Instructions to follow ::
Return all lines where the word "name" can be found.
===== Material
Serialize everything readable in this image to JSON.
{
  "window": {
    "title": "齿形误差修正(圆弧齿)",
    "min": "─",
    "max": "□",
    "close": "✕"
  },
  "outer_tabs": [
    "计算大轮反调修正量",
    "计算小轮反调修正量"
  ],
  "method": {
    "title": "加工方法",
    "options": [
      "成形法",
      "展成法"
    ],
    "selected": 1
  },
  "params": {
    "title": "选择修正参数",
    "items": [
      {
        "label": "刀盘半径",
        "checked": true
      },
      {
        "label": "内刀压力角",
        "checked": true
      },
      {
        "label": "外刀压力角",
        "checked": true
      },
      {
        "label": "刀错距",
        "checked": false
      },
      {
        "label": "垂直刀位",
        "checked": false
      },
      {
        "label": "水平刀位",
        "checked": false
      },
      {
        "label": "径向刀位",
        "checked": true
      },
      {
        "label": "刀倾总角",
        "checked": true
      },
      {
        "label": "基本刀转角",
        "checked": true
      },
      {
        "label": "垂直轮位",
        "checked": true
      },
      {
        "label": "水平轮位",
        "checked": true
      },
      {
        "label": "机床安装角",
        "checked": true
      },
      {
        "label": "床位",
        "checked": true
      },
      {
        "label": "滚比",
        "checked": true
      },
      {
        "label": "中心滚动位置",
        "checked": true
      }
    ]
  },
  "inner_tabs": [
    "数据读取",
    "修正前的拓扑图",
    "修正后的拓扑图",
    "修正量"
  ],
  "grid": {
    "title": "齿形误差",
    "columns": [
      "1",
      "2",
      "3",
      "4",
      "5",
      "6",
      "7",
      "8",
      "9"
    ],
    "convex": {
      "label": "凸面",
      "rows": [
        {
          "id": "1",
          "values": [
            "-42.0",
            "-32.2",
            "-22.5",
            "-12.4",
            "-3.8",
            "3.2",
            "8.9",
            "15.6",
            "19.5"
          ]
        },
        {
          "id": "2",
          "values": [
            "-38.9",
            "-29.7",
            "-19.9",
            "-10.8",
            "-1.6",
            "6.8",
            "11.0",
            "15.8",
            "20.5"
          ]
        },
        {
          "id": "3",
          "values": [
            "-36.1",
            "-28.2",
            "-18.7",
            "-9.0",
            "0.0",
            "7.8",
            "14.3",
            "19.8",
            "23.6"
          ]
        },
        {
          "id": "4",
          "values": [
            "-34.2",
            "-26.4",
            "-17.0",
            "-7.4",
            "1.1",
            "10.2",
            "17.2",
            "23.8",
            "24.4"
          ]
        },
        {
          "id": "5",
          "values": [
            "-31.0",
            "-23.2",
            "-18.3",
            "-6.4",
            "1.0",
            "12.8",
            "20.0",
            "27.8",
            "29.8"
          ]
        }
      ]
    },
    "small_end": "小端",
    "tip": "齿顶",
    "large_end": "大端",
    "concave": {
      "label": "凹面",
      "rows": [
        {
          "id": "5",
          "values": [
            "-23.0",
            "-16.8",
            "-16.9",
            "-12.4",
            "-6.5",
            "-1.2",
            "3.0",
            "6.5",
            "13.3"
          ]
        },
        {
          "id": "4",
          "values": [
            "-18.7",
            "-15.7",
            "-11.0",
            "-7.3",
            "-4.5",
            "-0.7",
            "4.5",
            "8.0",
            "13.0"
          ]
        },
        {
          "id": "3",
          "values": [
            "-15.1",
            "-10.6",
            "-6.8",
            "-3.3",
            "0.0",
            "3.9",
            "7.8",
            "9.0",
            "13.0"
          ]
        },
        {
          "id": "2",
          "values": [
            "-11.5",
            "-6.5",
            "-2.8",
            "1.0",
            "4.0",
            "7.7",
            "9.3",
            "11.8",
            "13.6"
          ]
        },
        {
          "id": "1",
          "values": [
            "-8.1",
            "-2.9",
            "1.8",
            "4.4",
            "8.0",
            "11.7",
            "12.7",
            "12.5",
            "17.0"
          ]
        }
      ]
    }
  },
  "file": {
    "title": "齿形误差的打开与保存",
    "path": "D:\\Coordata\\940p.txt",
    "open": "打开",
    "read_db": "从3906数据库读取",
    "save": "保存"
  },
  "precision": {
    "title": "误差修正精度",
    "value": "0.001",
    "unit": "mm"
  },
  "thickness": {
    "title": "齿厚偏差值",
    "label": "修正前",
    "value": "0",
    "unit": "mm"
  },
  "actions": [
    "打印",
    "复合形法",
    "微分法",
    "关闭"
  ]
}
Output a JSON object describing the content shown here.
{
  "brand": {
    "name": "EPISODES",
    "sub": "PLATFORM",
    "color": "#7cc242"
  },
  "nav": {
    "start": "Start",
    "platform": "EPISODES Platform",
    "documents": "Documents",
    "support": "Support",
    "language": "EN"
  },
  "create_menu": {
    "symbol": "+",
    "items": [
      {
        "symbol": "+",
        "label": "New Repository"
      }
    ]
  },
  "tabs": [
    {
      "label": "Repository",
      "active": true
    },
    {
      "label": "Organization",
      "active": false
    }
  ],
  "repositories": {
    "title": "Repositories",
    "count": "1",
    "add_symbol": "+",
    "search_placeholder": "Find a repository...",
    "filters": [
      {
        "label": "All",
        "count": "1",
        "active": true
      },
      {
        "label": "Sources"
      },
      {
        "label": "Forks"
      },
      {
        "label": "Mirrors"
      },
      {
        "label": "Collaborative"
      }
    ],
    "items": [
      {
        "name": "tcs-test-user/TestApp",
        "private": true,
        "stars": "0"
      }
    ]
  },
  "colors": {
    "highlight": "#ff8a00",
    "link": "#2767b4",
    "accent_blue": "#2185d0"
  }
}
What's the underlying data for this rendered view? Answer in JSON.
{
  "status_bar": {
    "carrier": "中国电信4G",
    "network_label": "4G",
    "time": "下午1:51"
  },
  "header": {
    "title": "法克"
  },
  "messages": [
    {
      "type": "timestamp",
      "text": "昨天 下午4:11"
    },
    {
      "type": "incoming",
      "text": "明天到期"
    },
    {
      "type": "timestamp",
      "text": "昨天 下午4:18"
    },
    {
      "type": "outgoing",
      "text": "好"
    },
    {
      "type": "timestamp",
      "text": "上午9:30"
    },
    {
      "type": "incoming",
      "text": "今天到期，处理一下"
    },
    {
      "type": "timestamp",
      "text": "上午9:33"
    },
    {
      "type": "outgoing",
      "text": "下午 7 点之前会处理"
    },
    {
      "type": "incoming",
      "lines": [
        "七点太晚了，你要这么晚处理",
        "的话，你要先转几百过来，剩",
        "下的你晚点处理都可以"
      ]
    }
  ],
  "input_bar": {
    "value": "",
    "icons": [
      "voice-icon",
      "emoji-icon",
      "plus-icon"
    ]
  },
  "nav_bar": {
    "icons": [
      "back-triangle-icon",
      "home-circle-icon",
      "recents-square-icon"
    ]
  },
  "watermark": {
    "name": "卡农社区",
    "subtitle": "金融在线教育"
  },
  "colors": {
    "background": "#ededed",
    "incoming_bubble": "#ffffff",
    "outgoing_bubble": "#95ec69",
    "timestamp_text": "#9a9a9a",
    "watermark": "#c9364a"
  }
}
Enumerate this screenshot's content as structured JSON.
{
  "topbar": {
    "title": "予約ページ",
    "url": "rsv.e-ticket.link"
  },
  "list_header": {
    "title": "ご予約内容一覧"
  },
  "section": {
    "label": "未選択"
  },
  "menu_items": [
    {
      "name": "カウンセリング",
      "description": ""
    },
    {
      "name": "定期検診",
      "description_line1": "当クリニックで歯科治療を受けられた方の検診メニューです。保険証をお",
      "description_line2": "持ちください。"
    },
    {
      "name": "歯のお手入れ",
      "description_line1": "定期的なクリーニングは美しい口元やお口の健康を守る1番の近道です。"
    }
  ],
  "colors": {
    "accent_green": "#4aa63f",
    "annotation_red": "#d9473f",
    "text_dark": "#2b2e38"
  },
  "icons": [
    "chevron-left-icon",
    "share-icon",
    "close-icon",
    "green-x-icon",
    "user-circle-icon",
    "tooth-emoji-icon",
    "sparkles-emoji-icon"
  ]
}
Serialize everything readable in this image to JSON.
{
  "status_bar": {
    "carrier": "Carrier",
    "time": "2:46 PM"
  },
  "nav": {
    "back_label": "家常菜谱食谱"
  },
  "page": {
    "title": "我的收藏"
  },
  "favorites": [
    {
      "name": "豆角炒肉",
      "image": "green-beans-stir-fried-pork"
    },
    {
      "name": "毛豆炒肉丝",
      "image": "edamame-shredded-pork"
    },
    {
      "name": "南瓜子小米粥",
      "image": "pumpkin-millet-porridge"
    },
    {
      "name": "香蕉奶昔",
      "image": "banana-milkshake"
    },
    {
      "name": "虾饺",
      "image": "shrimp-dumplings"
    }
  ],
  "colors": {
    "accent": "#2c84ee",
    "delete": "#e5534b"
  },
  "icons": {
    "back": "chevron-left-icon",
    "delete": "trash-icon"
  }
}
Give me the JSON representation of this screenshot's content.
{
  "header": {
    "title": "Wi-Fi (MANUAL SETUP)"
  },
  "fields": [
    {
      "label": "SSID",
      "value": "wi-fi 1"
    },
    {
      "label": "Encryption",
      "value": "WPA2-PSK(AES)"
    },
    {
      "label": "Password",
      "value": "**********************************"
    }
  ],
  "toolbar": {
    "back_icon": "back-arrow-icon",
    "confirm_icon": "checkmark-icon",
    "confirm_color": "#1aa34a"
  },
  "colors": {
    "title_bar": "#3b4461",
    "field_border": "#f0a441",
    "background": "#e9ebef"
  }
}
==========
Result of this task ::
    "name": "EPISODES",
        "name": "tcs-test-user/TestApp",
    "name": "卡农社区",
      "name": "カウンセリング",
      "name": "定期検診",
      "name": "歯のお手入れ",
      "name": "豆角炒肉",
      "name": "毛豆炒肉丝",
      "name": "南瓜子小米粥",
      "name": "香蕉奶昔",
      "name": "虾饺",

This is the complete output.